[Saved entries]
========

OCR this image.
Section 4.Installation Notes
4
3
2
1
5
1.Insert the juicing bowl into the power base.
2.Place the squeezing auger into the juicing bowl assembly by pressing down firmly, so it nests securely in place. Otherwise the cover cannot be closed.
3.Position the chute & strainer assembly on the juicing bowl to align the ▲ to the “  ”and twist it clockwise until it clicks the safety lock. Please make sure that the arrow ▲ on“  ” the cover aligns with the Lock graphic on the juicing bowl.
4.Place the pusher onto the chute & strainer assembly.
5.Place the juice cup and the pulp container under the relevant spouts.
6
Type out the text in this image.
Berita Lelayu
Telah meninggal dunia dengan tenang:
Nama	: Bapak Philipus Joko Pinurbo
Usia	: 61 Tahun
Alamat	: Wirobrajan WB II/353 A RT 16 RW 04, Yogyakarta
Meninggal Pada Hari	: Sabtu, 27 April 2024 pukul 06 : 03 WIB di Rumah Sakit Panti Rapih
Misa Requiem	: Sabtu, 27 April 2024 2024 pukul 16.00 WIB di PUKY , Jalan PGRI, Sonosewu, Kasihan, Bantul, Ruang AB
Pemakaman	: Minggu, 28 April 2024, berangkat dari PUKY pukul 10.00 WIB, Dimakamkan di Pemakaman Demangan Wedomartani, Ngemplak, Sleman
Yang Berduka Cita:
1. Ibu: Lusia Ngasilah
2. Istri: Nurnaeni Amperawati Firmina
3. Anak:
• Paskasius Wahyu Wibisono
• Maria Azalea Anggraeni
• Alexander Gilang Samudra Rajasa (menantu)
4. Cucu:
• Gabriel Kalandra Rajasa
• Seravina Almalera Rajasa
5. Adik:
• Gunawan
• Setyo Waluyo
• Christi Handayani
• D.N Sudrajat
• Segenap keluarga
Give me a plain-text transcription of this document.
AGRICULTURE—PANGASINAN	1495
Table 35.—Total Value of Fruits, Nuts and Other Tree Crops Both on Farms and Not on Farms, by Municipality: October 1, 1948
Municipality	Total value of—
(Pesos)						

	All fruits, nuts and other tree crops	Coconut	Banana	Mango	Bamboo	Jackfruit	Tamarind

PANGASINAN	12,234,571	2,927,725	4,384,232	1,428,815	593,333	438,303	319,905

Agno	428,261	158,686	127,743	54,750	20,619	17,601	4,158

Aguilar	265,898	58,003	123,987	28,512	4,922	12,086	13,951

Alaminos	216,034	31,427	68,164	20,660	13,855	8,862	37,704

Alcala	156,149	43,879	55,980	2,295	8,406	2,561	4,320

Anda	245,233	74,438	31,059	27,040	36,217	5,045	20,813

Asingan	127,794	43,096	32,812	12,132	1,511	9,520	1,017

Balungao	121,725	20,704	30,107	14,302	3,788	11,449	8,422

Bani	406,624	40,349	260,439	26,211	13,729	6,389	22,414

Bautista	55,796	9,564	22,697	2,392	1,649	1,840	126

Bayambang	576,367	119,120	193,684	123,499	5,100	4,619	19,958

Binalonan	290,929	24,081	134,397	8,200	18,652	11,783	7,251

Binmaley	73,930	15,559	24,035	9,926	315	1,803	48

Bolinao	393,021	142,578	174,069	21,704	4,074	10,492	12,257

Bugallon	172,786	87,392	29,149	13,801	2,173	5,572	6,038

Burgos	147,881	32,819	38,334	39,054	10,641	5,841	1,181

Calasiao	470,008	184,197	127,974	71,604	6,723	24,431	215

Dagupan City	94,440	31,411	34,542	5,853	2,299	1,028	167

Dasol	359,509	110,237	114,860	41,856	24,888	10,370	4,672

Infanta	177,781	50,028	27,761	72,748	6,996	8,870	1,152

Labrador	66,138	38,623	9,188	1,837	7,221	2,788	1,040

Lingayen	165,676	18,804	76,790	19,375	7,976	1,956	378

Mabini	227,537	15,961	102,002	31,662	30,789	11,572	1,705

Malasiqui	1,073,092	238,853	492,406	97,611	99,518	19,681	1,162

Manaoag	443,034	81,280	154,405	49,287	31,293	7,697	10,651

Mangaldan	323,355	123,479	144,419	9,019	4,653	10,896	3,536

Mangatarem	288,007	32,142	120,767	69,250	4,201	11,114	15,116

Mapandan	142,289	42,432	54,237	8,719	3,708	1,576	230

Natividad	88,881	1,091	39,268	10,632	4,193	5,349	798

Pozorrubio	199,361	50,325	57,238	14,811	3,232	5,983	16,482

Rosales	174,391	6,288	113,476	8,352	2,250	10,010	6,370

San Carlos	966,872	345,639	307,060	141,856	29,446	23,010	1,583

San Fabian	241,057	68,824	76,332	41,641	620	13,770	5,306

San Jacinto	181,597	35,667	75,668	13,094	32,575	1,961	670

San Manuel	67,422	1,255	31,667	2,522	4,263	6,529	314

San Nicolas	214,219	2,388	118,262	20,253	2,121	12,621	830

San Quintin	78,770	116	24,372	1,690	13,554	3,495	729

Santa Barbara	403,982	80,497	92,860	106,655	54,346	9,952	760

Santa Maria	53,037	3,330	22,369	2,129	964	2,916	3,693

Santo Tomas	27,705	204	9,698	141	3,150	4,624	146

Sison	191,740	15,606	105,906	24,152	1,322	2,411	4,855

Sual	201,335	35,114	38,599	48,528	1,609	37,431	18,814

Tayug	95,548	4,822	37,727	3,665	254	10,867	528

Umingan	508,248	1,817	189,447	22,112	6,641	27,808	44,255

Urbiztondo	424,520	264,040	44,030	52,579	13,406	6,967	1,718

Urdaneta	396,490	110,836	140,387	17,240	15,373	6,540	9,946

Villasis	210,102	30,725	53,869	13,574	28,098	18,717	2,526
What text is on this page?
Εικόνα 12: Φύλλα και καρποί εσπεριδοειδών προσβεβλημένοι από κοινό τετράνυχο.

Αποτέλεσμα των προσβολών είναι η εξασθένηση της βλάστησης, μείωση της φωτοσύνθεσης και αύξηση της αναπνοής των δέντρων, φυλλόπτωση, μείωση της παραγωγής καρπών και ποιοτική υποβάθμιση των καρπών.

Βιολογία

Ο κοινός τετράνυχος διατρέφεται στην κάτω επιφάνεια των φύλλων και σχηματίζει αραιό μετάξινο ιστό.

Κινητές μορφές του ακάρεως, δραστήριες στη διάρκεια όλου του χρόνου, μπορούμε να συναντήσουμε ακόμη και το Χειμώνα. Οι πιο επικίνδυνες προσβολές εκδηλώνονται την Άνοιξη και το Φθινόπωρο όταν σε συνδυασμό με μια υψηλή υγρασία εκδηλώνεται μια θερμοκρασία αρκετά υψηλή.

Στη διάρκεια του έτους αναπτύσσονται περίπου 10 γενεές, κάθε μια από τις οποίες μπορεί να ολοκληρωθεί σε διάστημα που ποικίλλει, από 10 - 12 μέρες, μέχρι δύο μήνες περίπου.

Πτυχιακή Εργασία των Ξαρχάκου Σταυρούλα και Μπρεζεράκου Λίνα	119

========

◆ WORK TO DO ◆
Each line in the data that holds the string "Place" should be found and copied.

◆ RESULT OF THE TASK ◆
2.Place the squeezing auger into the juicing bowl assembly by pressing down firmly, so it nests securely in place. Otherwise the cover cannot be closed.
4.Place the pusher onto the chute & strainer assembly.
5.Place the juice cup and the pulp container under the relevant spouts.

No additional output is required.